Stored data
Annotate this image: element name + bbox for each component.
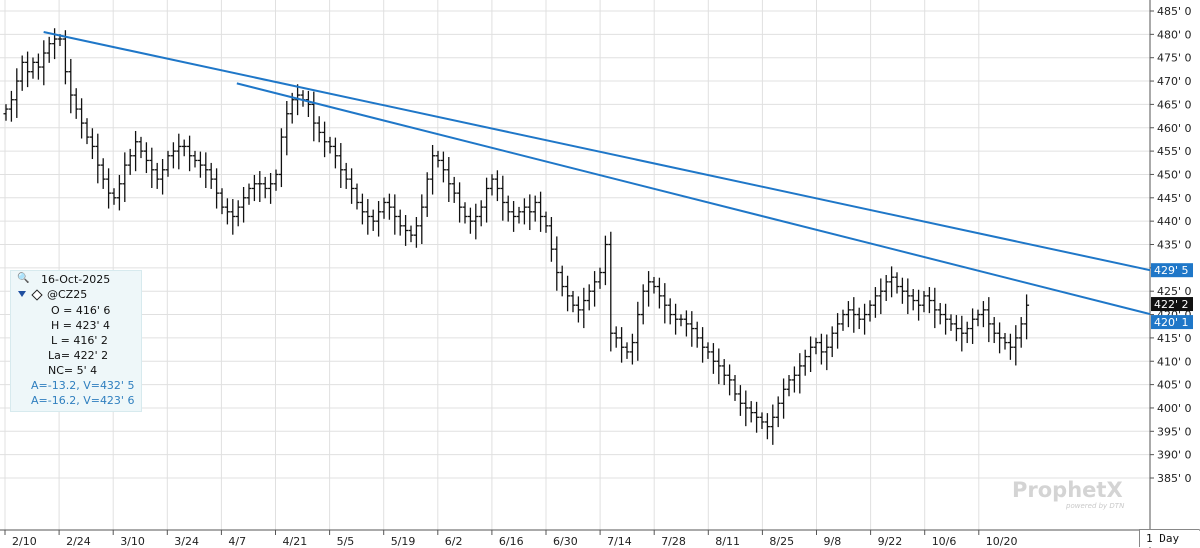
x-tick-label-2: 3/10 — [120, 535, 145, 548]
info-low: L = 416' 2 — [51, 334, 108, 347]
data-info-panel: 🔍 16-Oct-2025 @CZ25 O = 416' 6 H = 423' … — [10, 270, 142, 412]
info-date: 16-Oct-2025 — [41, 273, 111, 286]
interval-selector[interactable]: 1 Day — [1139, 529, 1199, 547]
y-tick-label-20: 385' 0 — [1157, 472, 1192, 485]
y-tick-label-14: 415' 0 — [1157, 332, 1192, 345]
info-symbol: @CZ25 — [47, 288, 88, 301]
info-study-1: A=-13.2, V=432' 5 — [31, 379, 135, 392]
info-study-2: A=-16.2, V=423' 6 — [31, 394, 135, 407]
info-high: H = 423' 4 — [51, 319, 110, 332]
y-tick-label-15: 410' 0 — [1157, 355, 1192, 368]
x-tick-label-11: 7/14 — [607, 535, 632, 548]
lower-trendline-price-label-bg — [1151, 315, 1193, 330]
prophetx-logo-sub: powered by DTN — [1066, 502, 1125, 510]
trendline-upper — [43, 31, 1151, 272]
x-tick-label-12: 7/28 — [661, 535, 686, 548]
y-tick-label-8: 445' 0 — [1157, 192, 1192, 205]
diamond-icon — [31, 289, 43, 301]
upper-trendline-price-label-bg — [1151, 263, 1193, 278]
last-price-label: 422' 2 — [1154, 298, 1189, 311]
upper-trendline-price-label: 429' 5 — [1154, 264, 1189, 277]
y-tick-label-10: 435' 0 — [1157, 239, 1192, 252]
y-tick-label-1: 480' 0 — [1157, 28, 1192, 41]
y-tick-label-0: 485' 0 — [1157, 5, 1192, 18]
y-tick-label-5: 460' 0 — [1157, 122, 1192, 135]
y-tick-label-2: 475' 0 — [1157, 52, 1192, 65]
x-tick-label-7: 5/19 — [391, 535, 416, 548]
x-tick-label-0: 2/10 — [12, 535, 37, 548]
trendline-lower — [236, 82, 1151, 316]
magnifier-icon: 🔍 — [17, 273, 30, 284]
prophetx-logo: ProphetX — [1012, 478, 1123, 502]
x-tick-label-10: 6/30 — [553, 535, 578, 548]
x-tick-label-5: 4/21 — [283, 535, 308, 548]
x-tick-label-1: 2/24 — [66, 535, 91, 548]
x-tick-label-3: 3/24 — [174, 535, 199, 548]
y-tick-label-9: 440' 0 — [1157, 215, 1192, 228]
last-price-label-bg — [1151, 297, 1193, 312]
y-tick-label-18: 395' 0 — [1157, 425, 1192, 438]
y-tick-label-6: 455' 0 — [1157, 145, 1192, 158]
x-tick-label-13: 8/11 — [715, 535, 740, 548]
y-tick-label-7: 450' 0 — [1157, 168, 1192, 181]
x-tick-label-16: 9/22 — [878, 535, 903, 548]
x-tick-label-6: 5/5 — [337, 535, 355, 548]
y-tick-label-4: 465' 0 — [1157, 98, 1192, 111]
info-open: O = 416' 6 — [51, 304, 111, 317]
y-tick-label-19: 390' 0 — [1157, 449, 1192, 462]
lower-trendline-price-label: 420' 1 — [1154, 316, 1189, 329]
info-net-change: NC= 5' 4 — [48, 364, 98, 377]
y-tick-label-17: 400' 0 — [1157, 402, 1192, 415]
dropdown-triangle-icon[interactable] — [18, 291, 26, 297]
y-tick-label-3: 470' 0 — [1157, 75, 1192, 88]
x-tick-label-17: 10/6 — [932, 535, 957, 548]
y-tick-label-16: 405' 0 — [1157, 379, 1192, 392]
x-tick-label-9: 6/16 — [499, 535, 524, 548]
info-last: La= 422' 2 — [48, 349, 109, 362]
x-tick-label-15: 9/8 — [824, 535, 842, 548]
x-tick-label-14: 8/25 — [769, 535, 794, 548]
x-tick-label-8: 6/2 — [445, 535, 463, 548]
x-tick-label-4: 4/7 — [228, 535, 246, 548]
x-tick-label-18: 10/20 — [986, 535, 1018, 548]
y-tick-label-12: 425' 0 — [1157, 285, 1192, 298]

--

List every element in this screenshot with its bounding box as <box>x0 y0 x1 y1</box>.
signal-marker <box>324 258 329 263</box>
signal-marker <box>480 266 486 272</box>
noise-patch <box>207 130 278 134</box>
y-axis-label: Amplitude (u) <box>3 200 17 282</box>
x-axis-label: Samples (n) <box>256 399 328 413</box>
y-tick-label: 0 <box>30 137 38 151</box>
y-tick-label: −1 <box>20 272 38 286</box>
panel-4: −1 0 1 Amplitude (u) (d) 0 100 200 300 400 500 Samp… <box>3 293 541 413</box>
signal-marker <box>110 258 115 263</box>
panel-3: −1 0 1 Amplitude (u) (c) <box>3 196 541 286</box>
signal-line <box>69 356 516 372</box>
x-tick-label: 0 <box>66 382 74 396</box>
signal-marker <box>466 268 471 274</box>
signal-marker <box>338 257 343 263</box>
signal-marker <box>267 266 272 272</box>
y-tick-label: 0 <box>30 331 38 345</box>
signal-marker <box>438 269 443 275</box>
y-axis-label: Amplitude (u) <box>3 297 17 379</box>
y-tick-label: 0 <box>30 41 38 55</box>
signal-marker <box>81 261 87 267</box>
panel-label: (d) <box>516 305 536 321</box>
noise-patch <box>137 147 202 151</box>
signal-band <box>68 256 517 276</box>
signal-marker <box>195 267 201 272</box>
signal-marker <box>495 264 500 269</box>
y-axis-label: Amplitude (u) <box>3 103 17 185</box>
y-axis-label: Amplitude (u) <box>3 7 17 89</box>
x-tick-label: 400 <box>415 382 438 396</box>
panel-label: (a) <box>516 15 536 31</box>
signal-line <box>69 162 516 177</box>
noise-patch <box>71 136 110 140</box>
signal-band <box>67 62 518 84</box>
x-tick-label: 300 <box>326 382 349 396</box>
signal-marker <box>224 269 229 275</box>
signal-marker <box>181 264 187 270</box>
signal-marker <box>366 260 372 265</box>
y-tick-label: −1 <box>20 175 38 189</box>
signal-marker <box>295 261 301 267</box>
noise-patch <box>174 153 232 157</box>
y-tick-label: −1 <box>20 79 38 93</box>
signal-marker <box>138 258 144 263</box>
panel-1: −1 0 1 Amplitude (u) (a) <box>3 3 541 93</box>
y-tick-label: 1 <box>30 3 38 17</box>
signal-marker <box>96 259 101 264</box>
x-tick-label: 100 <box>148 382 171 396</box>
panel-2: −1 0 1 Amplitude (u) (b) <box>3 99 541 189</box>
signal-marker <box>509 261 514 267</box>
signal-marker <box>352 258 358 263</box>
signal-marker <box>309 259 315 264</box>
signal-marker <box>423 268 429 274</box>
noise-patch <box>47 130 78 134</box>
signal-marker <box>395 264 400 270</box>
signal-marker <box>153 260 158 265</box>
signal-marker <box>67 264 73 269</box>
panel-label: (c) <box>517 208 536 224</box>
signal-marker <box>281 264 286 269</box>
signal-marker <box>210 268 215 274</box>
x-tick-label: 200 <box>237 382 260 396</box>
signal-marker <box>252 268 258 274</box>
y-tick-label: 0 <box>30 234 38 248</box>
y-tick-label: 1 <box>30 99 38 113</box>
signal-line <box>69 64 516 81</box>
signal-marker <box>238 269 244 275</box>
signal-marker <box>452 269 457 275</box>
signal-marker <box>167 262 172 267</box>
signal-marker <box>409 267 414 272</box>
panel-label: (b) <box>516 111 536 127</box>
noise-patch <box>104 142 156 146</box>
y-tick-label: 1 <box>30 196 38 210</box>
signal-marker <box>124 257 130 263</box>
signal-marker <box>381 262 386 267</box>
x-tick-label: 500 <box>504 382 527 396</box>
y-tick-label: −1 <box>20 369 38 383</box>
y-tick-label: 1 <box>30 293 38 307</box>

Work to complete: Reproduce every line of the items above, from the line with "x-tick-label-2: 3/10 — [120, 535, 145, 548]" to the line with "diamond-icon — [31, 289, 43, 301]", both of those lines included.

Worked answer:
x-tick-label-2: 3/10 — [120, 535, 145, 548]
info-low: L = 416' 2 — [51, 334, 108, 347]
data-info-panel: 🔍 16-Oct-2025 @CZ25 O = 416' 6 H = 423' … — [10, 270, 142, 412]
info-date: 16-Oct-2025 — [41, 273, 111, 286]
interval-selector[interactable]: 1 Day — [1139, 529, 1199, 547]
y-tick-label-20: 385' 0 — [1157, 472, 1192, 485]
y-tick-label-14: 415' 0 — [1157, 332, 1192, 345]
info-symbol: @CZ25 — [47, 288, 88, 301]
info-study-1: A=-13.2, V=432' 5 — [31, 379, 135, 392]
info-study-2: A=-16.2, V=423' 6 — [31, 394, 135, 407]
info-high: H = 423' 4 — [51, 319, 110, 332]
y-tick-label-15: 410' 0 — [1157, 355, 1192, 368]
x-tick-label-11: 7/14 — [607, 535, 632, 548]
lower-trendline-price-label-bg — [1151, 315, 1193, 330]
prophetx-logo-sub: powered by DTN — [1066, 502, 1125, 510]
trendline-upper — [43, 31, 1151, 272]
x-tick-label-12: 7/28 — [661, 535, 686, 548]
y-tick-label-8: 445' 0 — [1157, 192, 1192, 205]
diamond-icon — [31, 289, 43, 301]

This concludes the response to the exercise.